Reading text ▸
# Snocks? Good Idea??



## Nivek (Jan 24, 2008)

You've made a grave mistake


----------



## wrathfuldeity (Oct 5, 2007)

good idea...like a condom with a hole or that is only half on


----------



## pennera (Nov 5, 2018)

Sometimes half a condom is all you need  

Seriously though, it seems to work and keeps my wax super fresh.


----------



## wrathfuldeity (Oct 5, 2007)

what about the tail


----------



## pennera (Nov 5, 2018)

I don't get a lot of road spray on the back.


----------



## wrathfuldeity (Oct 5, 2007)

pennera said:


> I don't get a lot of road spray on the back.


you must got hella mud flaps


----------



## Kenai (Dec 15, 2013)

pennera said:


> Check out this new company from Denver. I use mine every time but I want to see what everyone else thinks... and yes, IT WORKS!

Layout element entries ▸

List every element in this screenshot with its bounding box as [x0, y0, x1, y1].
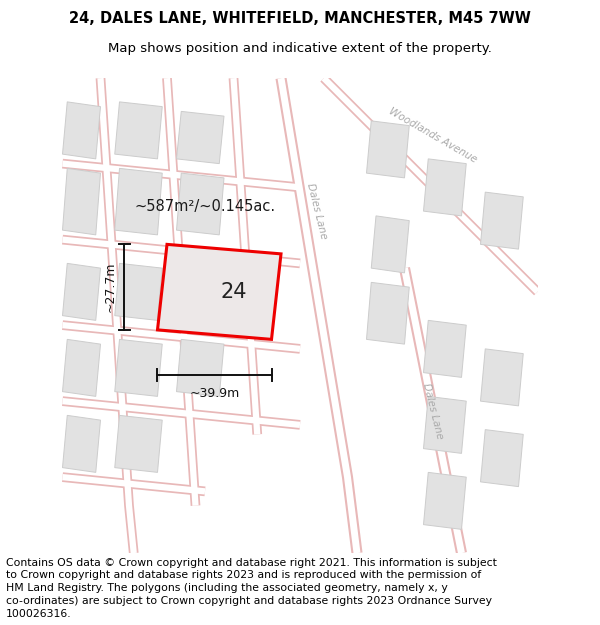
Text: ~39.9m: ~39.9m: [190, 387, 239, 400]
Polygon shape: [115, 168, 162, 235]
Polygon shape: [115, 339, 162, 396]
Text: Contains OS data © Crown copyright and database right 2021. This information is : Contains OS data © Crown copyright and d…: [6, 558, 497, 619]
Polygon shape: [481, 349, 523, 406]
Text: Dales Lane: Dales Lane: [421, 382, 445, 439]
Text: ~587m²/~0.145ac.: ~587m²/~0.145ac.: [134, 199, 275, 214]
Polygon shape: [367, 121, 409, 178]
Polygon shape: [115, 263, 162, 321]
Text: 24, DALES LANE, WHITEFIELD, MANCHESTER, M45 7WW: 24, DALES LANE, WHITEFIELD, MANCHESTER, …: [69, 11, 531, 26]
Polygon shape: [481, 429, 523, 487]
Text: Map shows position and indicative extent of the property.: Map shows position and indicative extent…: [108, 42, 492, 54]
Polygon shape: [176, 173, 224, 235]
Polygon shape: [62, 102, 100, 159]
Polygon shape: [157, 244, 281, 339]
Polygon shape: [176, 339, 224, 396]
Polygon shape: [367, 282, 409, 344]
Polygon shape: [424, 472, 466, 529]
Polygon shape: [62, 263, 100, 321]
Text: Woodlands Avenue: Woodlands Avenue: [387, 106, 479, 164]
Text: Dales Lane: Dales Lane: [305, 182, 328, 240]
Polygon shape: [115, 416, 162, 472]
Polygon shape: [424, 396, 466, 453]
Polygon shape: [176, 111, 224, 164]
Polygon shape: [424, 321, 466, 378]
Text: 24: 24: [220, 282, 247, 302]
Text: ~27.7m: ~27.7m: [104, 262, 117, 312]
Polygon shape: [424, 159, 466, 216]
Polygon shape: [62, 416, 100, 472]
Polygon shape: [481, 192, 523, 249]
Polygon shape: [176, 263, 224, 321]
Polygon shape: [62, 168, 100, 235]
Polygon shape: [115, 102, 162, 159]
Polygon shape: [62, 339, 100, 396]
Polygon shape: [371, 216, 409, 273]
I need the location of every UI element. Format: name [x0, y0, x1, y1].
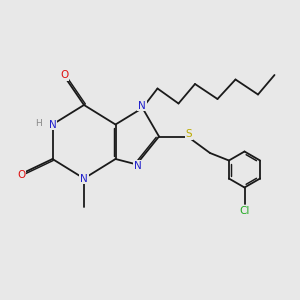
Text: O: O — [17, 170, 25, 181]
Text: O: O — [60, 70, 69, 80]
Text: N: N — [80, 173, 88, 184]
Text: N: N — [49, 119, 56, 130]
Text: Cl: Cl — [239, 206, 250, 216]
Text: N: N — [134, 161, 142, 171]
Text: S: S — [186, 129, 192, 139]
Text: N: N — [138, 100, 146, 111]
Text: H: H — [35, 119, 41, 128]
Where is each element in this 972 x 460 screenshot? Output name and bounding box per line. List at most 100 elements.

Exercise instructions ▸
1/ Quote the passage of the forum thread about Snocks starting at "## Kenai (Dec" and ending at "yes, IT WORKS!".
2/ Answer these questions using the forum thread about Snocks.
(a) According to pennera, what does the product keep super fresh?
(b) Where does pennera say there isn't a lot of road spray?
(c) What city is the new company from, according to pennera's quoted post?

Answers to the problems ▸
1/
## Kenai (Dec 15, 2013)

pennera said:


> Check out this new company from Denver. I use mine every time but I want to see what everyone else thinks... and yes, IT WORKS!

2/
(a) Pennera's wax.
(b) On the back.
(c) Denver.